TASK REQUIREMENTS: Find each line with the word "selected" in it, then give the total alone.

PROVIDED RECORDS:
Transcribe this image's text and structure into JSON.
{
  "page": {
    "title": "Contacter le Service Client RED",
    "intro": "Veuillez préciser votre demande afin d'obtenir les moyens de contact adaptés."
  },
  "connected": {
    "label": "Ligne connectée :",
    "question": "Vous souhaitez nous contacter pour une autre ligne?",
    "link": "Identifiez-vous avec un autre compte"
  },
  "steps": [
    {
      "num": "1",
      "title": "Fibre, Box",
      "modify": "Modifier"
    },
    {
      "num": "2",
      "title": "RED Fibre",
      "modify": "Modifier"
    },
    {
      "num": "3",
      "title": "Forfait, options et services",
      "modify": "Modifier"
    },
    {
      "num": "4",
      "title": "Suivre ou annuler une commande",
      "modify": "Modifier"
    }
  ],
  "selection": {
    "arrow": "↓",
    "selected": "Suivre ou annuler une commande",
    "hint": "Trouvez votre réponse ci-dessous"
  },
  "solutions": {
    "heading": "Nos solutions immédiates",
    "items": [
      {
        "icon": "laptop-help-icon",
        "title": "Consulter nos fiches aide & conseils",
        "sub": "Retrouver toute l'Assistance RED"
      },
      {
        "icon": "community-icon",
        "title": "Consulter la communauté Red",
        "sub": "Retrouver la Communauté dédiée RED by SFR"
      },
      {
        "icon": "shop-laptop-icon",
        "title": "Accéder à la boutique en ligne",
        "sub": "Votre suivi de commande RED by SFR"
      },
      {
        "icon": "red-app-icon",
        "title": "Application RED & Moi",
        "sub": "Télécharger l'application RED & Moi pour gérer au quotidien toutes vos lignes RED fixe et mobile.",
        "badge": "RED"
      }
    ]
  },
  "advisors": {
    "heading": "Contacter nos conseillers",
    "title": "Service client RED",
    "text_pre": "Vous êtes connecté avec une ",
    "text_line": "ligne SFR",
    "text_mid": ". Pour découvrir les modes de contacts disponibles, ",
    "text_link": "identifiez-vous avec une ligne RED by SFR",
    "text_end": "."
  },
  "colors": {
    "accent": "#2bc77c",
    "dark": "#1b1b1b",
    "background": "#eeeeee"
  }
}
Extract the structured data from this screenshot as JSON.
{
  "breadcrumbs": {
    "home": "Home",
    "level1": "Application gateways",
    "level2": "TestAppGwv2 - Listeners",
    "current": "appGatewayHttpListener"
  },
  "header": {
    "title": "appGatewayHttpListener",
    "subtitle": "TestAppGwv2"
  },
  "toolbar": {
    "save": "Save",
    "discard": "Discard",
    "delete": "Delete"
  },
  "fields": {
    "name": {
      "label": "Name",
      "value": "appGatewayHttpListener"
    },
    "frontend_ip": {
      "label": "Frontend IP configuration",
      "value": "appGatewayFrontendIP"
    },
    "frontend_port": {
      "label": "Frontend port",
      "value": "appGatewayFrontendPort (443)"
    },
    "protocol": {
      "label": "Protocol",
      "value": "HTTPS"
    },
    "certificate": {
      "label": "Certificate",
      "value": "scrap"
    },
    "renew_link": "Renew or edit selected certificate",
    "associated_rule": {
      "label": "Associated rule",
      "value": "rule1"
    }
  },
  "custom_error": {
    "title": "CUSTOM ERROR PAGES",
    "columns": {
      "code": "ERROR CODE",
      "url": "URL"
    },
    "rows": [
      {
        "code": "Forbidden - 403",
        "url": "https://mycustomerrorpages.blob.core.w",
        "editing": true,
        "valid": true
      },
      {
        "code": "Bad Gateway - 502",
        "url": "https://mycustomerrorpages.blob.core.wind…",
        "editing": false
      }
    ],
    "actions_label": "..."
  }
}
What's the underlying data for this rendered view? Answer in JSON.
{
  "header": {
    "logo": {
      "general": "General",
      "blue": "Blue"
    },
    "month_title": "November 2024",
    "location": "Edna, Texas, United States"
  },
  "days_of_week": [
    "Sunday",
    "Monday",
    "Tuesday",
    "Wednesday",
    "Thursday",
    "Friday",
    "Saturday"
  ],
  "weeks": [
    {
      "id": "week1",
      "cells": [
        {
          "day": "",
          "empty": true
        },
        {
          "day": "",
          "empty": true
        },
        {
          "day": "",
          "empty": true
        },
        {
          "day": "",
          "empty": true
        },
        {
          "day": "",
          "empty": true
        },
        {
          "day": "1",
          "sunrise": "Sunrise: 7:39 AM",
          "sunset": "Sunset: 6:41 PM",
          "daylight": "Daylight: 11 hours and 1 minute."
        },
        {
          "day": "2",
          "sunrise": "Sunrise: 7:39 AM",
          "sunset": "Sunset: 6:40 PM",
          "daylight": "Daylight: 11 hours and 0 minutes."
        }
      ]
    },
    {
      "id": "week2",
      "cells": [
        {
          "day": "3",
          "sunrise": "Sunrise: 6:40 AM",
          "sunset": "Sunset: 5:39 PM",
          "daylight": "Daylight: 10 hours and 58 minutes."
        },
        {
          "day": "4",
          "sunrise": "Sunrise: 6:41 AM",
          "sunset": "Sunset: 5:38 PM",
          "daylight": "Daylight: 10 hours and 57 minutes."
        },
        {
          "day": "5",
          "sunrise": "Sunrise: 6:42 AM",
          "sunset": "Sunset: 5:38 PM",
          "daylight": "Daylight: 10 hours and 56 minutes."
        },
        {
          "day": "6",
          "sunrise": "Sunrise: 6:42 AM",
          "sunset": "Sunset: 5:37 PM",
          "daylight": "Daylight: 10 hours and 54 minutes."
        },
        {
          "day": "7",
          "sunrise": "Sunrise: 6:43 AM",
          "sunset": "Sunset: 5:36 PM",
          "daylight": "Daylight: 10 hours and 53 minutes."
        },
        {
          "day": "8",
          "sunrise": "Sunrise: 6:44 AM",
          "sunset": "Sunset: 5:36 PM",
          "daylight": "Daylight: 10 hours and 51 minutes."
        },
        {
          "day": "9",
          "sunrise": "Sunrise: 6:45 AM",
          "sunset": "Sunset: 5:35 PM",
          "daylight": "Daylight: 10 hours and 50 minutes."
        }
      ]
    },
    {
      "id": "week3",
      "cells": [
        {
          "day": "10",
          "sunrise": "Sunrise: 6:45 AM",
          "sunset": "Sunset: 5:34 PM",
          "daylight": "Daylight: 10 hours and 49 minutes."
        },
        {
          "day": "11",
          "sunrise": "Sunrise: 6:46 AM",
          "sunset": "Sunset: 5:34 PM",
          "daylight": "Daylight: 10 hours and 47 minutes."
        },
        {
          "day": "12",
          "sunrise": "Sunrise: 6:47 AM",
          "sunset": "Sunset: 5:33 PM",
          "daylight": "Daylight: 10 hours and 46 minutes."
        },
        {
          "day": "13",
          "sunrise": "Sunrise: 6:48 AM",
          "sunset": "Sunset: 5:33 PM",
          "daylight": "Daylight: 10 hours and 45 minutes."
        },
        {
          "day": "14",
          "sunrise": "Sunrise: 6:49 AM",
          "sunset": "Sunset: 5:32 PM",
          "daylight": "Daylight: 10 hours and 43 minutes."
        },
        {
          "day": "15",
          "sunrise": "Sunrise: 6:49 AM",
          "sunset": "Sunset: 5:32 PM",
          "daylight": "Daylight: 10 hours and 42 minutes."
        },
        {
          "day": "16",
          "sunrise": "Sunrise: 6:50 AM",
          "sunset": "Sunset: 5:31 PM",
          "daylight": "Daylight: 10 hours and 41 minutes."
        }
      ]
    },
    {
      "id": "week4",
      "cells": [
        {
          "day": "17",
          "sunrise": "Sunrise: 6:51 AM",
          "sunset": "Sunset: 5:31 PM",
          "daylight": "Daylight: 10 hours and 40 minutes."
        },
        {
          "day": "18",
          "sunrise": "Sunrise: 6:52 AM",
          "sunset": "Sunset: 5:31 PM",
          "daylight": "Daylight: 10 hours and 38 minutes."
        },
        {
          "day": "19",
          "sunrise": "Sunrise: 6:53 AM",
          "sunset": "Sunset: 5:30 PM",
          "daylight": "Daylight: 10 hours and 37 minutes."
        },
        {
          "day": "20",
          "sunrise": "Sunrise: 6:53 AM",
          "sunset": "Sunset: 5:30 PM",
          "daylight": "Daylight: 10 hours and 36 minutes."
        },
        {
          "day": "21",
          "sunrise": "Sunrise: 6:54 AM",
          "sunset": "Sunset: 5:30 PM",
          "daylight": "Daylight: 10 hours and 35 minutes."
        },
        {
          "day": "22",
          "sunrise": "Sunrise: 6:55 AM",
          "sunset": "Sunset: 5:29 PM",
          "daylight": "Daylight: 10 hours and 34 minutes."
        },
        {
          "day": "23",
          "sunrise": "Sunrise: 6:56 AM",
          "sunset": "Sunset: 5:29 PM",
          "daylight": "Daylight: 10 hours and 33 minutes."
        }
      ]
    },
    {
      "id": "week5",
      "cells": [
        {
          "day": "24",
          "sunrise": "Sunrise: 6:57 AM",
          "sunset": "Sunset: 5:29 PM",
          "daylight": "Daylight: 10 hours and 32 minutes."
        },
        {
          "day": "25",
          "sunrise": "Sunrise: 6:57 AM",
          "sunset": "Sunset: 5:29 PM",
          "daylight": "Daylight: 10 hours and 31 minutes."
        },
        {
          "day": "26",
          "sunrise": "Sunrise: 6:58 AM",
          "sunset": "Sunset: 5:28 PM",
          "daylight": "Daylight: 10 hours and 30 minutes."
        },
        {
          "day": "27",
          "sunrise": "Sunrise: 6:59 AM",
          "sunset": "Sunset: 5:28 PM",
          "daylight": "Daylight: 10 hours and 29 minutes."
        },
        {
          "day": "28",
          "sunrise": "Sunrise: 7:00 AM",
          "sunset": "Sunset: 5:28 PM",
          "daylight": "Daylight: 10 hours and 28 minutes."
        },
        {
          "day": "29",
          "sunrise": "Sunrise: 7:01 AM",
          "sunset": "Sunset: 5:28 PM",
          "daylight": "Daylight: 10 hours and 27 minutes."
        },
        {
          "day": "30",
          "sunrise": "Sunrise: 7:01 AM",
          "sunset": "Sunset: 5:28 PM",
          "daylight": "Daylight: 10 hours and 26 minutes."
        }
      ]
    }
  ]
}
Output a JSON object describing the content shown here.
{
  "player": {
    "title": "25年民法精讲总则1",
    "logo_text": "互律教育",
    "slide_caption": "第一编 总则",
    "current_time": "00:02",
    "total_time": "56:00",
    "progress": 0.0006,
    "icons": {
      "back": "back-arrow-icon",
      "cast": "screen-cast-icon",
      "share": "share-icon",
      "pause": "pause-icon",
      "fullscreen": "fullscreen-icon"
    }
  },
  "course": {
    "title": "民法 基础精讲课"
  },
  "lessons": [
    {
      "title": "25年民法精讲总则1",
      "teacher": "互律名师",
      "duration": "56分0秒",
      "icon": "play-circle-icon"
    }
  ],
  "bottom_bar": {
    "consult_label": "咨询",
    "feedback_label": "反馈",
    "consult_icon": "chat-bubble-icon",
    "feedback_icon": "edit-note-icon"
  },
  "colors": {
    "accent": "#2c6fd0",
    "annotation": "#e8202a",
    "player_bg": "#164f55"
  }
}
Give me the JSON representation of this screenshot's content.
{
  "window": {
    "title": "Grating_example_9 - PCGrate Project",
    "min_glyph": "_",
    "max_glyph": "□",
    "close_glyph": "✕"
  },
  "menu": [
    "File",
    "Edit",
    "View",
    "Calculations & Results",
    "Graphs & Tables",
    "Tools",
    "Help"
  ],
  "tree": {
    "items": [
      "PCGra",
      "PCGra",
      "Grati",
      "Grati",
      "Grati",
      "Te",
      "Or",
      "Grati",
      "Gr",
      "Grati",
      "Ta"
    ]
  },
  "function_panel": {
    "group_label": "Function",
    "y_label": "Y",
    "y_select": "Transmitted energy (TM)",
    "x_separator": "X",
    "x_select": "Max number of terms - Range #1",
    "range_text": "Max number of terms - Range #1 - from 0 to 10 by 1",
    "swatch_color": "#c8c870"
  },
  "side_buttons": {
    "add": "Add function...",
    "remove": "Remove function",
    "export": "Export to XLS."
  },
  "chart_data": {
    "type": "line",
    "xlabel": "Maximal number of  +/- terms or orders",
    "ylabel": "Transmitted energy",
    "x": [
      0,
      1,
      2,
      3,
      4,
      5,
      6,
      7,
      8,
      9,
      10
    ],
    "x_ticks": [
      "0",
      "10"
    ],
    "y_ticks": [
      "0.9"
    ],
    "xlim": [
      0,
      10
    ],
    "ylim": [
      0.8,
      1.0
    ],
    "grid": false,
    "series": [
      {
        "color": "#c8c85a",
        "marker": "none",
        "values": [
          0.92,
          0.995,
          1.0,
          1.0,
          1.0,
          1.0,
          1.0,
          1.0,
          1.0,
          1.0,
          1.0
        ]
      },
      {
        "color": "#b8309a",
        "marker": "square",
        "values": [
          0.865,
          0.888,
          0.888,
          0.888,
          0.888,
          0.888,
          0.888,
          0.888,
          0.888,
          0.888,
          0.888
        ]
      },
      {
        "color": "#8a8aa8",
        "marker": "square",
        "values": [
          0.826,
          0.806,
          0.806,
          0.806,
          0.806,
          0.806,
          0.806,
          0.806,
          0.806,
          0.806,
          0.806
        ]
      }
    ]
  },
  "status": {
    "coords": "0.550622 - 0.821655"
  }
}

EXPECTED OUTPUT: 2